● **What the exercise asks**:
Copy out all lines carrying the word "строительства".

====== Dataset extract ======

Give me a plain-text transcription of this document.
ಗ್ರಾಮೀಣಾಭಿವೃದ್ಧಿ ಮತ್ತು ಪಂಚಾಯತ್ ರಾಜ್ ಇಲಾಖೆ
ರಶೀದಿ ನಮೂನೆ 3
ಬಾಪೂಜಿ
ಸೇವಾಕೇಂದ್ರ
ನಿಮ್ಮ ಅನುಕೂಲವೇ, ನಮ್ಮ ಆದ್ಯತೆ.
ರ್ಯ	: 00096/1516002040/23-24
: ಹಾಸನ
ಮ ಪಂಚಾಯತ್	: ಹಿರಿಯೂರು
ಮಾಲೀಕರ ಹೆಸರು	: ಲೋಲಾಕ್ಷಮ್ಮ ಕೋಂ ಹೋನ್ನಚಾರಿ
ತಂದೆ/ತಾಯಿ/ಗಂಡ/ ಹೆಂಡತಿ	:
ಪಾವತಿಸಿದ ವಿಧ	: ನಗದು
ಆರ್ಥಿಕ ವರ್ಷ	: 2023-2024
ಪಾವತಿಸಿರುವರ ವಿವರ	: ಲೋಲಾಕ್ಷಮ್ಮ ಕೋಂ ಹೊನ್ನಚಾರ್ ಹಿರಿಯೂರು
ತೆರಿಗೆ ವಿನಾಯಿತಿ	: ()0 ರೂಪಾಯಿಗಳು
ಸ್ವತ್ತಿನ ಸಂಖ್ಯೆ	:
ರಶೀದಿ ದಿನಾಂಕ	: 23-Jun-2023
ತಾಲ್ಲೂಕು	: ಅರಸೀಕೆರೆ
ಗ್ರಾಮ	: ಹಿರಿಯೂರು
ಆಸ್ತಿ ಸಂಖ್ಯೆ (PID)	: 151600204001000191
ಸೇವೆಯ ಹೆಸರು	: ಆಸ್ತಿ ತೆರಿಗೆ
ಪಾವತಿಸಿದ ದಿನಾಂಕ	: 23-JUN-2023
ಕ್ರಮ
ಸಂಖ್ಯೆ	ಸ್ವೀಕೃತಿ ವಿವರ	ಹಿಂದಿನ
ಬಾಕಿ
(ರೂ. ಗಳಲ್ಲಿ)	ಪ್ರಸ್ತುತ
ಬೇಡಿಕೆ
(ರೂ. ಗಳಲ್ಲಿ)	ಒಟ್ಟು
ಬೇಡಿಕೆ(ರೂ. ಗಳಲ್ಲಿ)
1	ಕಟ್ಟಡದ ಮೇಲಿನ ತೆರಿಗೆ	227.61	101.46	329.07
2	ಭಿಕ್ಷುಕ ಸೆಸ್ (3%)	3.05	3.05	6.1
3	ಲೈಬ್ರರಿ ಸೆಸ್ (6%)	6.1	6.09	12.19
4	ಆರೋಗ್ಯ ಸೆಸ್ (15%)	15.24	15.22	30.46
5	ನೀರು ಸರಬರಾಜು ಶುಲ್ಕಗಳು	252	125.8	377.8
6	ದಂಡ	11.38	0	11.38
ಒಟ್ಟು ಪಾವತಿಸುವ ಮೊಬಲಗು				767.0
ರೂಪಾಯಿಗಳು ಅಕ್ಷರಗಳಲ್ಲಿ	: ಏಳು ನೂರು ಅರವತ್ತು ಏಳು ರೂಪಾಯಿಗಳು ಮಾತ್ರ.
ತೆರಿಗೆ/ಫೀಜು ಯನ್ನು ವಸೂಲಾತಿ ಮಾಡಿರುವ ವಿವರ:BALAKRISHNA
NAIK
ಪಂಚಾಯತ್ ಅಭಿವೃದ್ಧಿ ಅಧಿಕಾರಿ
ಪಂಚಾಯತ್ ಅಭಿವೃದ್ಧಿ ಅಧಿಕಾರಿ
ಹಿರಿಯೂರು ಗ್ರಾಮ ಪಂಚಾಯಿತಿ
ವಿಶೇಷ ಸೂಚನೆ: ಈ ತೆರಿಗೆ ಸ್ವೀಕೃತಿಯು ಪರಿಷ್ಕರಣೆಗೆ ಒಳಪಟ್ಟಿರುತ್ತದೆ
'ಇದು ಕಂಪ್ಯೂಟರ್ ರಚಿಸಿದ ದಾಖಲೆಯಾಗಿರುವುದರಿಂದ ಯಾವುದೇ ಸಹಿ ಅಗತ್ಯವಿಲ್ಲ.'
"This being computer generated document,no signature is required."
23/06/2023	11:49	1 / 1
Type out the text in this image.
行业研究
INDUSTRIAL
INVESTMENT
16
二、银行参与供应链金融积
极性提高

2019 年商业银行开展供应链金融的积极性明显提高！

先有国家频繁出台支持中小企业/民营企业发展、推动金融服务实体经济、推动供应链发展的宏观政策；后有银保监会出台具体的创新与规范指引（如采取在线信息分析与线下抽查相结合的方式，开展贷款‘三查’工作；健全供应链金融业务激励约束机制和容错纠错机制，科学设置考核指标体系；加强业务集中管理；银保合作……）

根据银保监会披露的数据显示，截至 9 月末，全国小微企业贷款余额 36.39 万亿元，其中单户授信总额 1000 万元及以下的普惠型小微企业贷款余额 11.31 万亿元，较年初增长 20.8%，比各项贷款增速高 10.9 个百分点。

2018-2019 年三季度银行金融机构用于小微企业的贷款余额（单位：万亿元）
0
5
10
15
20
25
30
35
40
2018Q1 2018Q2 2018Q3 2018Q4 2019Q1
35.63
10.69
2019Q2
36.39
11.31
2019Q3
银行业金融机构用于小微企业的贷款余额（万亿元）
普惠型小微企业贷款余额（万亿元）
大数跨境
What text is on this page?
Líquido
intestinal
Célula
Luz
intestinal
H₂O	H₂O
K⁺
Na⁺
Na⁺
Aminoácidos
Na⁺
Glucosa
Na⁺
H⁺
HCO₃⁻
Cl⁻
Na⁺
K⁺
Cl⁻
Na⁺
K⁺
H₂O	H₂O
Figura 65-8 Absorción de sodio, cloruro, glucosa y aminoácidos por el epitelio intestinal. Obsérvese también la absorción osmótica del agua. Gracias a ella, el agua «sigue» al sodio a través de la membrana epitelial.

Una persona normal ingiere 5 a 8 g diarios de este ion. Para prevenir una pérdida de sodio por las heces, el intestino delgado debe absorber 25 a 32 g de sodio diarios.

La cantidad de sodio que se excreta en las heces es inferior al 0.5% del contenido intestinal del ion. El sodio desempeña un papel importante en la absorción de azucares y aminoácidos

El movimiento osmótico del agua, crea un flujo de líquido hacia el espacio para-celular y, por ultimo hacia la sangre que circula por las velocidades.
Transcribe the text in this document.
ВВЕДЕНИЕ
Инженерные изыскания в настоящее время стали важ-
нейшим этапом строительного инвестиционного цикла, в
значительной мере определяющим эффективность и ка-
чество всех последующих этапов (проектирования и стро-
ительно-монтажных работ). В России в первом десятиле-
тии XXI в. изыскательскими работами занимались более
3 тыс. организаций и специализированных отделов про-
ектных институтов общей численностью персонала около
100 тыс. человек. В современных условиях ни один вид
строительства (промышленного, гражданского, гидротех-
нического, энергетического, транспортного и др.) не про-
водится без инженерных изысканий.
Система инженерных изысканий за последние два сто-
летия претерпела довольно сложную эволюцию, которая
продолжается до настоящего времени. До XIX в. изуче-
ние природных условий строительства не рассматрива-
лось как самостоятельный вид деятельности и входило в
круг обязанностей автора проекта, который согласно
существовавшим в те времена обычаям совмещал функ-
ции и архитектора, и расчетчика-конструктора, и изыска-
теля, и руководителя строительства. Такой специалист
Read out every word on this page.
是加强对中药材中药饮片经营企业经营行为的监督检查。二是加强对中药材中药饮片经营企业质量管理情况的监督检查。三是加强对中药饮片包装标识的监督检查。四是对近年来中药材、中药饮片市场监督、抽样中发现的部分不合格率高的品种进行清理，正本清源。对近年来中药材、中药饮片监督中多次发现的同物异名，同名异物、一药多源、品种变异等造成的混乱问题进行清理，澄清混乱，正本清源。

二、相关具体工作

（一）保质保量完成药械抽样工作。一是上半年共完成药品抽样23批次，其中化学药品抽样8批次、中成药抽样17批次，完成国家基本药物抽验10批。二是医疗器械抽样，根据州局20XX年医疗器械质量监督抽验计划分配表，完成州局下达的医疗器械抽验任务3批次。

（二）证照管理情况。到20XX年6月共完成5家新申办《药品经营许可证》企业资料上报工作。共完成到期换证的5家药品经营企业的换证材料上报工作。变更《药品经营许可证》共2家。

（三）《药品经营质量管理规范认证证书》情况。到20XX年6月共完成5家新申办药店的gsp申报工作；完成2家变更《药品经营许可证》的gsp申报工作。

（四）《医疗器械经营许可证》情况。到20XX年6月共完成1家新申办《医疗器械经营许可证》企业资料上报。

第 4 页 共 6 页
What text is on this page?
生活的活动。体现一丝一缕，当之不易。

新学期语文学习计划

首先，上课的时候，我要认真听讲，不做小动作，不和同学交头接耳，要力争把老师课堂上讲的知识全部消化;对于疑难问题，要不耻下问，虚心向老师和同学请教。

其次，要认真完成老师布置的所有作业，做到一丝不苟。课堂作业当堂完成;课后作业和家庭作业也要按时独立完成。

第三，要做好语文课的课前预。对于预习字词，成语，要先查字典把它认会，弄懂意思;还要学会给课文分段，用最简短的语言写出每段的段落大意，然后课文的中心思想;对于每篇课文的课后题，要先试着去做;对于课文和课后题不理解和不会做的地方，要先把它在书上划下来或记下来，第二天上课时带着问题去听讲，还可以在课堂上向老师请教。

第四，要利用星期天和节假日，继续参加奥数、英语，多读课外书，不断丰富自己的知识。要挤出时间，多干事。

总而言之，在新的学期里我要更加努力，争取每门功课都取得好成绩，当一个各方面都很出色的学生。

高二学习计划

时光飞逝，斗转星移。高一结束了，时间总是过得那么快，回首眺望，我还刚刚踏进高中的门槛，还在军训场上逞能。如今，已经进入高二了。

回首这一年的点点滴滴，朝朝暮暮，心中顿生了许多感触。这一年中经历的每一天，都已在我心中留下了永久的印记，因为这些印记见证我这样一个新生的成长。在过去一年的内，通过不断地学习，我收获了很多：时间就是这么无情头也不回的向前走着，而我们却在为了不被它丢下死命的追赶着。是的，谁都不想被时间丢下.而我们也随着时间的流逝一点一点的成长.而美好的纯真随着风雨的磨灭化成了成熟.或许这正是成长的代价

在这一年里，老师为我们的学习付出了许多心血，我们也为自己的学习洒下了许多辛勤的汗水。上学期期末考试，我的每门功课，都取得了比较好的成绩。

======

● **The answer**:
строительства (промышленного, гражданского, гидротех-
ние природных условий строительства не рассматрива-
теля, и руководителя строительства. Такой специалист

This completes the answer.